> [Tasks to complete]
a: Quote the Review Exercise 3 solution word for word, everything from "Question 10 Review" down to "KPTBB) Peshawar, Pakistan.".
b: Continue the Review Exercise 3 solution from the point where it stops.

> [Text block]

Question 10 Review Exercise 3

Solutions of Question 10 of Review Exercise 3 of Unit 03: Vectors. This is unit of A Textbook of Mathematics for Grade XI is published by Khyber Pakhtunkhwa Textbook Board (KPTB or KPTBB) Peshawar, Pakistan.

Prove that in any triangle $A B C$ that $|\vec{a}|^2=|\vec{b}|^2+|\vec{c}|^2 -2|\vec{b}|| \vec{c}| \cos A$.

Let considering a triangle $A B C$ as shown in figure,

whose sides are represented by $\vec{a}, \vec{b}$ and $\vec{c}$.

> [Given information]
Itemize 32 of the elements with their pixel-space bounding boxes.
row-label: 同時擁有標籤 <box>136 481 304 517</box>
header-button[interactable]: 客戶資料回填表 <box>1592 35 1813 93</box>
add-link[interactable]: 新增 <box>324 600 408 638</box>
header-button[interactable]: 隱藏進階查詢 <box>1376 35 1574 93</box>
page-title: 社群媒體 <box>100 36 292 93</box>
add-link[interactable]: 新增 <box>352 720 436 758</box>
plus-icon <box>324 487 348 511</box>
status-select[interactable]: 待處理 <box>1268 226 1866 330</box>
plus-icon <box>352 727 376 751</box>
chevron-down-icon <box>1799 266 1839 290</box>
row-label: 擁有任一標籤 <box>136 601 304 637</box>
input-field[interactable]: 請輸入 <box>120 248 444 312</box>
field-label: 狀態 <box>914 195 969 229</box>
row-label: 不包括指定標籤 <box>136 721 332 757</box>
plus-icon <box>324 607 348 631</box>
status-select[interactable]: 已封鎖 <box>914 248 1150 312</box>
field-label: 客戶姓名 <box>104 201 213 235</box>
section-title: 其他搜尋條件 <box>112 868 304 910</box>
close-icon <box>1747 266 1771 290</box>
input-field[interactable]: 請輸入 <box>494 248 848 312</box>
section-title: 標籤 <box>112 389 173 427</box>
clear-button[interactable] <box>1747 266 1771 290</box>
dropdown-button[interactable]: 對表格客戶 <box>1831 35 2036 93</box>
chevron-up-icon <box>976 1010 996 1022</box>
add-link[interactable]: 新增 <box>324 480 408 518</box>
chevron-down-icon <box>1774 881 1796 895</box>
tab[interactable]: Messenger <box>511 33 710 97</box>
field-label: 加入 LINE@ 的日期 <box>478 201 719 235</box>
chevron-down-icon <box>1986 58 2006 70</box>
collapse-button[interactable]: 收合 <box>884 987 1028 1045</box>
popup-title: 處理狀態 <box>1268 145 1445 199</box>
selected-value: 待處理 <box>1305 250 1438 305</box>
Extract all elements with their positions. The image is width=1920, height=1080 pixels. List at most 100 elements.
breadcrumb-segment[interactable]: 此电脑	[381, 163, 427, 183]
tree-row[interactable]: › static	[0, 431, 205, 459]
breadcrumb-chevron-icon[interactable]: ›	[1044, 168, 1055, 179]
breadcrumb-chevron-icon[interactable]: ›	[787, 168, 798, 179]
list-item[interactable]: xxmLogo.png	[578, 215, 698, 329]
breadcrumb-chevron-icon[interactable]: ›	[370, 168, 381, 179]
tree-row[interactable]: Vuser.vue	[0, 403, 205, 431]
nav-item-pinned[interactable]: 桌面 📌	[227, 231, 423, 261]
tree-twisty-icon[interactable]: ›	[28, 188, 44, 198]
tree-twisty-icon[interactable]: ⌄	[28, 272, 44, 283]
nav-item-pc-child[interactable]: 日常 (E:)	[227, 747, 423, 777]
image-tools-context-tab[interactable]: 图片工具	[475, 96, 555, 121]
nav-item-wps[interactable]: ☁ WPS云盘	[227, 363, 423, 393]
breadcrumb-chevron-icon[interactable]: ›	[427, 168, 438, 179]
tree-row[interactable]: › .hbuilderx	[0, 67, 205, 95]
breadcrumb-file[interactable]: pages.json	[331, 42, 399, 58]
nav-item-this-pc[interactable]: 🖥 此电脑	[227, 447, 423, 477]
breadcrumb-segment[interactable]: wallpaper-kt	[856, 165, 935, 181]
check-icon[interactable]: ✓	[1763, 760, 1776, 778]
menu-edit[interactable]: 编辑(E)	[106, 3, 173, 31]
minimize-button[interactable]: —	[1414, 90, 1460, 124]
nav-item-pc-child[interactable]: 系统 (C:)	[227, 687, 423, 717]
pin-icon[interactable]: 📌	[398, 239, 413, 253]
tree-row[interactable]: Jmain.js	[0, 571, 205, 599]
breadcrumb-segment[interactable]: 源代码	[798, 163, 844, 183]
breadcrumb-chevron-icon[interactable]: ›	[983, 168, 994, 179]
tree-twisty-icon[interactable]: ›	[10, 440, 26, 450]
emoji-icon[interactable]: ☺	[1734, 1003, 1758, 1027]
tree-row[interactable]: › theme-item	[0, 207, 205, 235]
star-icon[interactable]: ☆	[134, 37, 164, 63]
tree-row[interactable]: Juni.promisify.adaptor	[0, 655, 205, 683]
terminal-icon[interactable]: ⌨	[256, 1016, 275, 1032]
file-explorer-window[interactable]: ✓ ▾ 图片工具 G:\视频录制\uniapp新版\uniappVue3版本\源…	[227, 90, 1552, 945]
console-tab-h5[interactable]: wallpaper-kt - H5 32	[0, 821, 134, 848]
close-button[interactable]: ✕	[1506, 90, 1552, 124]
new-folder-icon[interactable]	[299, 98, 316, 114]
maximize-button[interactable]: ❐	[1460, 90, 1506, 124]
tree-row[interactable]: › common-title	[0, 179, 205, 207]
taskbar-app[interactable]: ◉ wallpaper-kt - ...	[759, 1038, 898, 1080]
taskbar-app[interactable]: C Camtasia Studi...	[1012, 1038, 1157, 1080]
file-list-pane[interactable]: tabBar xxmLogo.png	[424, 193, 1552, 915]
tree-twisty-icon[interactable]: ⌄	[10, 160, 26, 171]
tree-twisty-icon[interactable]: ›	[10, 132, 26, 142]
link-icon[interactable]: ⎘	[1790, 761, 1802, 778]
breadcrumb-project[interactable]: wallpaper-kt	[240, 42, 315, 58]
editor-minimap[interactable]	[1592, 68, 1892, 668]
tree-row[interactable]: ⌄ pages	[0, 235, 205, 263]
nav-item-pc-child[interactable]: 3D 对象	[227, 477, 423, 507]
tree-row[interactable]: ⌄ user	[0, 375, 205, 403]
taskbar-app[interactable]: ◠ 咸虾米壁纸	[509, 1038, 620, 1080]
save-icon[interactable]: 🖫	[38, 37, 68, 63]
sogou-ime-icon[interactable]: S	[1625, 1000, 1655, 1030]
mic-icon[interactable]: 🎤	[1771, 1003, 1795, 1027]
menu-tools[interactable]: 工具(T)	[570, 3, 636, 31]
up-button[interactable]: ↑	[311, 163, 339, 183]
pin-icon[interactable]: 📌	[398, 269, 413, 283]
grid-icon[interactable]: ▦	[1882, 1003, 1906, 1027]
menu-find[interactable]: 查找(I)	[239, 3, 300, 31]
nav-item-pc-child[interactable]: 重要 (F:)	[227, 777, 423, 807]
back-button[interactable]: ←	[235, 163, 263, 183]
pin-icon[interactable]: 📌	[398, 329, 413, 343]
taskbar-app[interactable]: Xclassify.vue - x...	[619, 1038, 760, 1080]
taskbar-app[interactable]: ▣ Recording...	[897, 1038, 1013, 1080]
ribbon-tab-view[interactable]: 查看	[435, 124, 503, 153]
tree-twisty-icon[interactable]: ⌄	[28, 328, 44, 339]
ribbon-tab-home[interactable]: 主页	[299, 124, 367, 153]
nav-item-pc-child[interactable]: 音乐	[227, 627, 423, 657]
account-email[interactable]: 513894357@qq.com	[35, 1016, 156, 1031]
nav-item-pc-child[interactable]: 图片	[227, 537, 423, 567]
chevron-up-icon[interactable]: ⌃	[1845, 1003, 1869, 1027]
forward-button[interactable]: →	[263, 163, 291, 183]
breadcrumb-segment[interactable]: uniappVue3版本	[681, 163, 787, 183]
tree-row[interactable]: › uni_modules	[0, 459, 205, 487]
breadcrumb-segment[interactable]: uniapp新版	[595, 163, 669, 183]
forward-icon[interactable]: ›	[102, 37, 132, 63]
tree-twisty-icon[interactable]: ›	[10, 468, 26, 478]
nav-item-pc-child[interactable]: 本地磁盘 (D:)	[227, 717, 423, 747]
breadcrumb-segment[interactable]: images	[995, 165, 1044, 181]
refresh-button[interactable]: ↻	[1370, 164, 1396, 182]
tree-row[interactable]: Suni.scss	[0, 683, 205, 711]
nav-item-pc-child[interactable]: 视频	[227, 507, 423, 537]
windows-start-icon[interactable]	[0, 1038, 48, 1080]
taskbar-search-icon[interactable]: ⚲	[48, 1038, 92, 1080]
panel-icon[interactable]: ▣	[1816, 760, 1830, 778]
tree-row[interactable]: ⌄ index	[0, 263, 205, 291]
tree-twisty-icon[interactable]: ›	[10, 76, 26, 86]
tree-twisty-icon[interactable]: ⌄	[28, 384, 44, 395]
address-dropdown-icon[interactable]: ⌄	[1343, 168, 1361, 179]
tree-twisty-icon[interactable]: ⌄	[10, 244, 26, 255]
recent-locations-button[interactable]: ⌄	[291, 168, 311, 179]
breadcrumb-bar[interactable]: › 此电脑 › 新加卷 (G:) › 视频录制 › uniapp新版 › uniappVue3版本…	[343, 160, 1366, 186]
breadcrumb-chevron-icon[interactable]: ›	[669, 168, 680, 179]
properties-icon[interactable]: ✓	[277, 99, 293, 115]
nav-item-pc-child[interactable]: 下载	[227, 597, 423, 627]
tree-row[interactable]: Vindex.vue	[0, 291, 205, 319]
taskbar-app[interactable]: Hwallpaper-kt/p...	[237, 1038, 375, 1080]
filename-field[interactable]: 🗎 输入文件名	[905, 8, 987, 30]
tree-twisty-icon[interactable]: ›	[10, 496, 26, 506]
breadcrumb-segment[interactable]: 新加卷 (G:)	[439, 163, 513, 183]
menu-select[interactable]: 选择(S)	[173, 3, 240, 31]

> [The results]
a:
Question 10 Review Exercise 3

Solutions of Question 10 of Review Exercise 3 of Unit 03: Vectors. This is unit of A Textbook of Mathematics for Grade XI is published by Khyber Pakhtunkhwa Textbook Board (KPTB or KPTBB) Peshawar, Pakistan.

b:
By head to tail rule. we get $$\begin{align} \vec{b}&=\vec{a}+\vec{c} \\ \Rightarrow \vec{a}&=\vec{b}-\vec{c} \\ \Rightarrow \vec{a} \cdot \vec{a}&=(\vec{b}-\vec{c}) \cdot(\vec{b}-\vec{c}) \\ \Rightarrow|\vec{a}|^2&=\vec{b} \cdot \vec{b}-\vec{b} \cdot \vec{c}-\vec{c} \cdot \vec{b}+\vec{c} \cdot \vec{c} \\ \Rightarrow|\vec{a}|^2&=|\vec{b}|^2+|\vec{c}|^2-2 \vec{b} \cdot \vec{c} \\ \Rightarrow |\vec{a}|^2=|\vec{b}|^2+|\vec{c}|^2 - 2|\vec{b}||\vec{c}| \cos A .\end{align}$$

Prove that in any triangle $A B C$ that $| \vec{a}|= |\vec{b}| \cos C+| \vec{c}| \cos B$

Let consider three vectors $\vec{a}, \vec{b}$ and $\vec{c}$ are represented respectively in order by sides $B C, C A$ and $AB$ of $\triangle A B C$.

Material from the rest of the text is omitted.